PROBLEM TO SOLVE:
Copy whichever lines contain the string "PREDICTOR".
"""
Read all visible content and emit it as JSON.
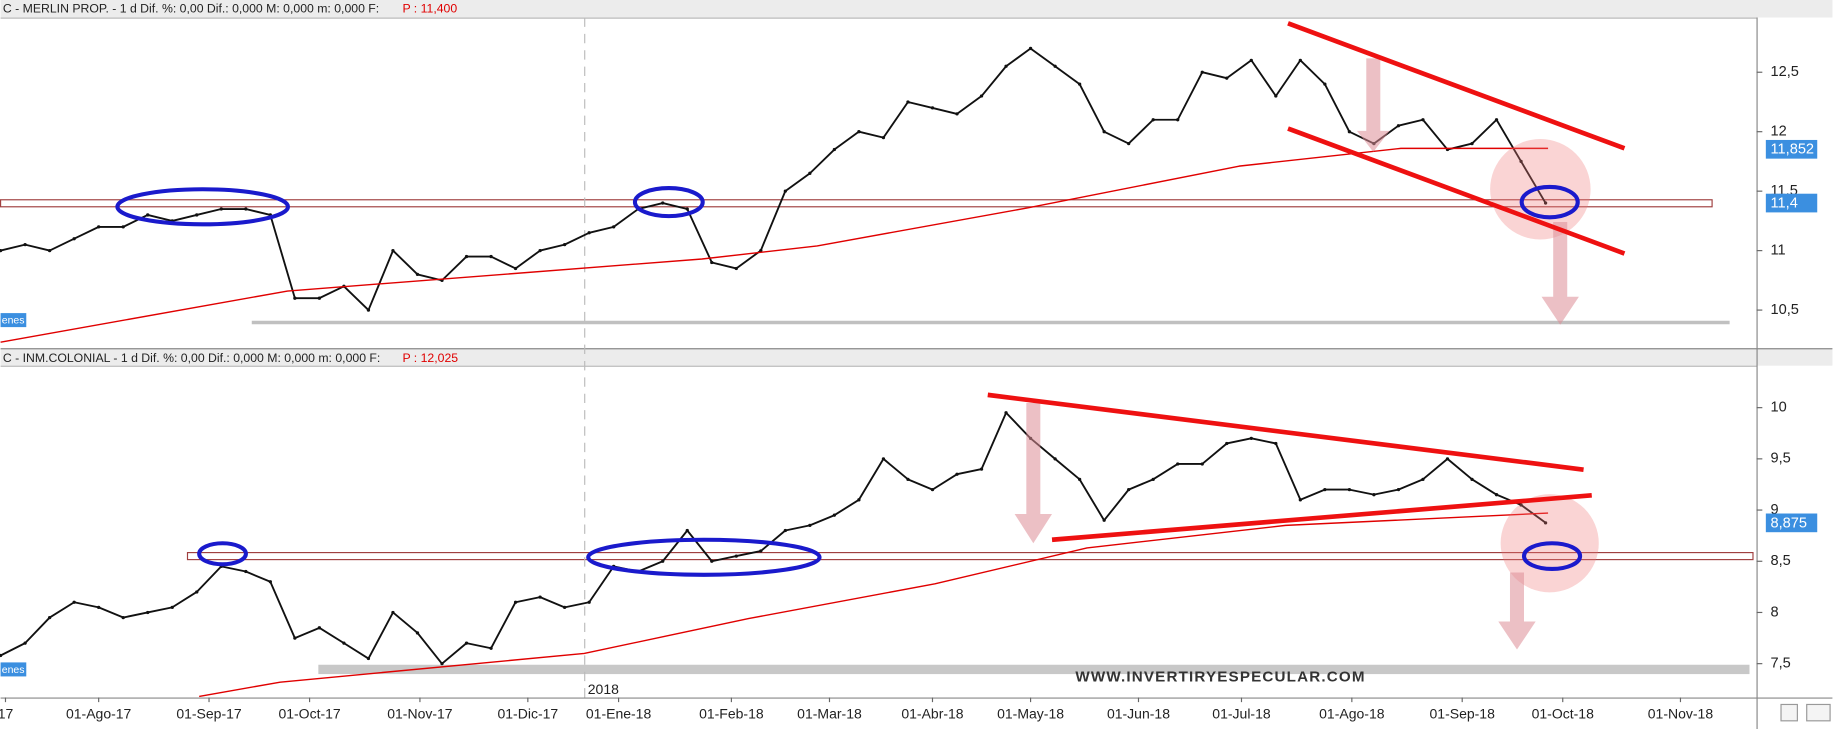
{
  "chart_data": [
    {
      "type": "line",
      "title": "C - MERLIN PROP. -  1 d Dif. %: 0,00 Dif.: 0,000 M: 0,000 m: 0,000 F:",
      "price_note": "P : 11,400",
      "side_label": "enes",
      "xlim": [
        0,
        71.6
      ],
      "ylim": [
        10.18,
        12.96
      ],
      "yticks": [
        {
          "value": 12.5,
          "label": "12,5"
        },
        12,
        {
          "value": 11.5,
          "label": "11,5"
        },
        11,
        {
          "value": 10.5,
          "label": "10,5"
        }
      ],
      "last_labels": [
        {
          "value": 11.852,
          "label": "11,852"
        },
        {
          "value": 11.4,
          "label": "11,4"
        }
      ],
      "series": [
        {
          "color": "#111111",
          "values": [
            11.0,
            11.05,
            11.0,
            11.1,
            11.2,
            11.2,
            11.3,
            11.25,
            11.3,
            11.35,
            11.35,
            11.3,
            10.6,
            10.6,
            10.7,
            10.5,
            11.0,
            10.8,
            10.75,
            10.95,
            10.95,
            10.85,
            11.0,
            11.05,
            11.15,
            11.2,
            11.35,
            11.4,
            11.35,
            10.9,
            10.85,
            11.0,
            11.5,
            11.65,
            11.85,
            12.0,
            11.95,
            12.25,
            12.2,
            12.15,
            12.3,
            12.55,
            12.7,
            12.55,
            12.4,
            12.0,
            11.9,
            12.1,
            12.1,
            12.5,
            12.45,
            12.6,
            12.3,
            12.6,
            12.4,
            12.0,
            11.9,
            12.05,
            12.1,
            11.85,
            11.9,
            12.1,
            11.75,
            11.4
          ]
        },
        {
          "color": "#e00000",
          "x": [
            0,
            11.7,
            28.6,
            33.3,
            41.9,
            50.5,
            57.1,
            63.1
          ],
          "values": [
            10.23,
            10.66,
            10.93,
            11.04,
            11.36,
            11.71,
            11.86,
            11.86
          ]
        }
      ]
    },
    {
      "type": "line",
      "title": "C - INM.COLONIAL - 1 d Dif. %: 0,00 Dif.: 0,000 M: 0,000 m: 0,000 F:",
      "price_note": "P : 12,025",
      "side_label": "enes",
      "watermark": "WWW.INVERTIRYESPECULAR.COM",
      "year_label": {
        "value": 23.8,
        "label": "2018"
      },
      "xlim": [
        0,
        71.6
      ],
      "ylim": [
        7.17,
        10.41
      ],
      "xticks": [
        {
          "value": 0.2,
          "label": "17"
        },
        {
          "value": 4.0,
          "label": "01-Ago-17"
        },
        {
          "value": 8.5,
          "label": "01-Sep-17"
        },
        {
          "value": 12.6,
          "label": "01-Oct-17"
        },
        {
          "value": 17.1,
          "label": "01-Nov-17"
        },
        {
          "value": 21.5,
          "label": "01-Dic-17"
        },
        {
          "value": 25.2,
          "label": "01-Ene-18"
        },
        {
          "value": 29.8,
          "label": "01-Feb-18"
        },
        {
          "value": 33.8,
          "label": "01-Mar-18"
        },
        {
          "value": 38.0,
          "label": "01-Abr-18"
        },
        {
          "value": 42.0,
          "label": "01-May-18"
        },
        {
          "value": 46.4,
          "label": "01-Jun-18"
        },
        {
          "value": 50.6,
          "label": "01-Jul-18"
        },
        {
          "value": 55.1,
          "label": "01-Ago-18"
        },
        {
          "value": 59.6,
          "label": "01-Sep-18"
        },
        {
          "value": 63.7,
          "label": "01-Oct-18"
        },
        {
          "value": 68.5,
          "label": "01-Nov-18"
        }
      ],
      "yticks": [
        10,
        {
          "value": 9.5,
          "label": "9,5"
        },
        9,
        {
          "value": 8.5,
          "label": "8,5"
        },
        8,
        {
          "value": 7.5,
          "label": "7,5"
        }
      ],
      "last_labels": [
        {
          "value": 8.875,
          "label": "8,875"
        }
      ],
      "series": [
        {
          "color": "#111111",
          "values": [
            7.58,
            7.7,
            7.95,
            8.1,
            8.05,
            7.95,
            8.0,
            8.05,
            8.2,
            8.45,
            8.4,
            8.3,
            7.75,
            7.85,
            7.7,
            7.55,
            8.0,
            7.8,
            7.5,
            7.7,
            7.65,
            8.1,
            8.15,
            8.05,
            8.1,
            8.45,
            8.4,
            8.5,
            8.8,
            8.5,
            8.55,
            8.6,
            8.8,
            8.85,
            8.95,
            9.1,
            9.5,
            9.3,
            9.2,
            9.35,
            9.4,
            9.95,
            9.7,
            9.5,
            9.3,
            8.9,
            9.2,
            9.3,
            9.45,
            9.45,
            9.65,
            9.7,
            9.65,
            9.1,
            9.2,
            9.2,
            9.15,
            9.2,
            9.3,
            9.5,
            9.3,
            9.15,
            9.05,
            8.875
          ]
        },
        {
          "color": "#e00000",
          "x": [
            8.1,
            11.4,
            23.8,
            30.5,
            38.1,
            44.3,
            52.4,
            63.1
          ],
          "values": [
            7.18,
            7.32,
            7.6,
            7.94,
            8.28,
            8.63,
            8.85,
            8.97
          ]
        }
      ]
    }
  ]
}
"""
"""
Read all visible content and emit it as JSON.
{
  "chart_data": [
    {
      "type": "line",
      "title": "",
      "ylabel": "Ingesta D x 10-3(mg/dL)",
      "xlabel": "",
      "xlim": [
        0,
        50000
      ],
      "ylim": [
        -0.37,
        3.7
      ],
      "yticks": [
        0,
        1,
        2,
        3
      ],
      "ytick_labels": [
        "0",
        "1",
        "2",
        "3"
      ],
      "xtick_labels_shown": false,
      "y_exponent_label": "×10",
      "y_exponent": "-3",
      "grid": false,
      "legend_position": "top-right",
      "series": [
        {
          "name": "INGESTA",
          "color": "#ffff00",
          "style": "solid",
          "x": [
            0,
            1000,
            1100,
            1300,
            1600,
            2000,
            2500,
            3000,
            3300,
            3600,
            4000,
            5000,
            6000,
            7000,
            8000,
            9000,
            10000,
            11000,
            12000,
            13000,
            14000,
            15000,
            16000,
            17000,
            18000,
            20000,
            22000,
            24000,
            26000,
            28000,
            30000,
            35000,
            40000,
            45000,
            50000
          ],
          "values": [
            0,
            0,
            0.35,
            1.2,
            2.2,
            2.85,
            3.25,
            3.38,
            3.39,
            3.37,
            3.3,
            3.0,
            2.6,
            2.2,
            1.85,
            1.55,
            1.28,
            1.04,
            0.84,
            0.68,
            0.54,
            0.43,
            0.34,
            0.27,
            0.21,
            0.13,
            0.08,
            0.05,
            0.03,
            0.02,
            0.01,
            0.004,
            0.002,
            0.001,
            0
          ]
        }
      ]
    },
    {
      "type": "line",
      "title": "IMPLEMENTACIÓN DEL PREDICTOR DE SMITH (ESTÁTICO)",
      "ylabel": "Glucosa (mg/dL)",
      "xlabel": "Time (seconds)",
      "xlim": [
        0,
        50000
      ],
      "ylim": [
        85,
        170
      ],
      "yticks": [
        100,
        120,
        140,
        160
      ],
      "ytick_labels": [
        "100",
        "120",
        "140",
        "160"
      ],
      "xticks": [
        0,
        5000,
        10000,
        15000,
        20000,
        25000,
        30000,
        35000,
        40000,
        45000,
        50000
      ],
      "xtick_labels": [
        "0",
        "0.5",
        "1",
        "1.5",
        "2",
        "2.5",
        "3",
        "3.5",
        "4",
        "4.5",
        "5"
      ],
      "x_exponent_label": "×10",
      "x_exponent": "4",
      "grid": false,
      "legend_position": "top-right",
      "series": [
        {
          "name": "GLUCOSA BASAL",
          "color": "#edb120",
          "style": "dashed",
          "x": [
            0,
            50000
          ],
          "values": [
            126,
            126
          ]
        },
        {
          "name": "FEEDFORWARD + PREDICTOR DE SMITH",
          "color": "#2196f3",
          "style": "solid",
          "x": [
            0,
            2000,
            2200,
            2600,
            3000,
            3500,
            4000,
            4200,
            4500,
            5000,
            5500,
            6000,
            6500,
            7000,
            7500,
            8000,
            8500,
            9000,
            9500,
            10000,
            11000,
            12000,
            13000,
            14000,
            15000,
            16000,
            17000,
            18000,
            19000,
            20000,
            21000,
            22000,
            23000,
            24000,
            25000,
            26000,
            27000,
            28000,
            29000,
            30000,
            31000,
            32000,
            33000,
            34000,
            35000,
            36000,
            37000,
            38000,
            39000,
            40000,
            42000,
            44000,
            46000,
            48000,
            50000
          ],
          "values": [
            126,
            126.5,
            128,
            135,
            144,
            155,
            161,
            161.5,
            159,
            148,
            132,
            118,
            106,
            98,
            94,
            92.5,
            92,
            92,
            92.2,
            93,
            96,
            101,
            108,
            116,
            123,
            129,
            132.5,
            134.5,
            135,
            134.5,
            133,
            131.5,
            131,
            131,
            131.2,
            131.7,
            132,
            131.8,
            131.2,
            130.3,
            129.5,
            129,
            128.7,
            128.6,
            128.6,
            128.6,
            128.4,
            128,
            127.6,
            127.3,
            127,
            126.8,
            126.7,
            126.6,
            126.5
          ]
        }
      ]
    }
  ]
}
"""
SOLUTION TO THIS TASK:
      "title": "IMPLEMENTACIÓN DEL PREDICTOR DE SMITH (ESTÁTICO)",
          "name": "FEEDFORWARD + PREDICTOR DE SMITH",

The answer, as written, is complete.